Show every line that has the string "text" in it.

[Data extracted from a collection]
#####
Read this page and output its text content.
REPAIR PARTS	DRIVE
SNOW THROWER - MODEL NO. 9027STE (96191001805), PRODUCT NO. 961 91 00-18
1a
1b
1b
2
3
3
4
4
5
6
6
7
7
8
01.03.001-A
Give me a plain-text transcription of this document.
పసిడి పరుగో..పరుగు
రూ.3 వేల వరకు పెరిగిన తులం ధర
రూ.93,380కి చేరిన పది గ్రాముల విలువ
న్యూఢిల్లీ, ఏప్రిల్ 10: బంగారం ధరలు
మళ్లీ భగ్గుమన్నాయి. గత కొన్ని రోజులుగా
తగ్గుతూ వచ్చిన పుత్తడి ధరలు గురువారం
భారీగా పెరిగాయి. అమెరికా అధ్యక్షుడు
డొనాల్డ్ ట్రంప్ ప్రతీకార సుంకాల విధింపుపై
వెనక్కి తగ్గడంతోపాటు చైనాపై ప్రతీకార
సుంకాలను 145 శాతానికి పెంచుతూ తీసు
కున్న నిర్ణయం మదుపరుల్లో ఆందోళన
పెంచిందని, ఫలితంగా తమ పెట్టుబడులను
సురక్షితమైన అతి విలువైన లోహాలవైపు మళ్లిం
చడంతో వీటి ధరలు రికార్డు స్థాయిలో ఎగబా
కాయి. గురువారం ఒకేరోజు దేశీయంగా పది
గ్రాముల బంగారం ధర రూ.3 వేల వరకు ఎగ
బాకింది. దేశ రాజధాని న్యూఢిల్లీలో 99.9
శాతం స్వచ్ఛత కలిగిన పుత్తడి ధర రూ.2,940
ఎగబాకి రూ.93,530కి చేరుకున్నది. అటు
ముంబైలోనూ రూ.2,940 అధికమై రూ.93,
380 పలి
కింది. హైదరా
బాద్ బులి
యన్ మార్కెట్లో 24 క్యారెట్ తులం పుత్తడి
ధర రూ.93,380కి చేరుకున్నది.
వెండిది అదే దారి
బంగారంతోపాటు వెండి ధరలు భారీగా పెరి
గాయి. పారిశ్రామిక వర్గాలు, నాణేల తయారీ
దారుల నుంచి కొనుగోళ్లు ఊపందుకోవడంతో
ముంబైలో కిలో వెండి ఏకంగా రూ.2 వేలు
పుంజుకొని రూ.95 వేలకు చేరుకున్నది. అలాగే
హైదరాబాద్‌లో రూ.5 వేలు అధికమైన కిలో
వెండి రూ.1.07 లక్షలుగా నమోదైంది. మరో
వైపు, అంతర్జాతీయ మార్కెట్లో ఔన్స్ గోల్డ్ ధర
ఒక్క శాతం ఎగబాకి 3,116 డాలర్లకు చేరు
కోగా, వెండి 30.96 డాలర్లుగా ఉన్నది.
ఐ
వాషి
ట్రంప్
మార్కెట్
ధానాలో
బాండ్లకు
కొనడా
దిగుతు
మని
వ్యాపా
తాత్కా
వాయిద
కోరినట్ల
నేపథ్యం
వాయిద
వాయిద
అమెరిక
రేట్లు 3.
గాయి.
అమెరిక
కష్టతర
#####
**Solution:**
Read this page and output its text content.
Give me a plain-text transcription of this document.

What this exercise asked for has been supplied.